TO DO
For the entries that follow, state how many lines include the word "каллусов", giving the number and nothing else.

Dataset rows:
———

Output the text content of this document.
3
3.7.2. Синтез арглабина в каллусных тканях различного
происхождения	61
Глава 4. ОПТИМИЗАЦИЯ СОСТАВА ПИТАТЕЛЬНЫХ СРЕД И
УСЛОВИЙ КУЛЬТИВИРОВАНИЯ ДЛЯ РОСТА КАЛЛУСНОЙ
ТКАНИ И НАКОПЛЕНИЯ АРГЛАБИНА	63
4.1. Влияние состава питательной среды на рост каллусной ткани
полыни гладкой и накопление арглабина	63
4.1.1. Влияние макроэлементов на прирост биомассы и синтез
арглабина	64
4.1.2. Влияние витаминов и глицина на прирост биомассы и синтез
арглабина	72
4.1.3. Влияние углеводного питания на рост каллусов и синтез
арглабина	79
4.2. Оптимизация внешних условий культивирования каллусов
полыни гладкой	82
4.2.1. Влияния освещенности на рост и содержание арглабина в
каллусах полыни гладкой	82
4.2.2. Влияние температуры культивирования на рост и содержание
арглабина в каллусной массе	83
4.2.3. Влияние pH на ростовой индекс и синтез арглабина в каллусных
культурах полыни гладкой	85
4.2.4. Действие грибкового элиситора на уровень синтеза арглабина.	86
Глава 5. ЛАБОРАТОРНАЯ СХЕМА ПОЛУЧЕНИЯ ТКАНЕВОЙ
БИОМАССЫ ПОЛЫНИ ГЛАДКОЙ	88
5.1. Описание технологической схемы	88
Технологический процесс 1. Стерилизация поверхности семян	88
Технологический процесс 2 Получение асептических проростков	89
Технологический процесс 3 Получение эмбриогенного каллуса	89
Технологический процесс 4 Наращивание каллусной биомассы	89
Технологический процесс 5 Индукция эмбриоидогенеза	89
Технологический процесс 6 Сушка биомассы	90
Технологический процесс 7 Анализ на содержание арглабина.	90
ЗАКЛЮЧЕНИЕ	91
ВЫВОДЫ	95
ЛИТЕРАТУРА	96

———

EXERCISE RESULT
2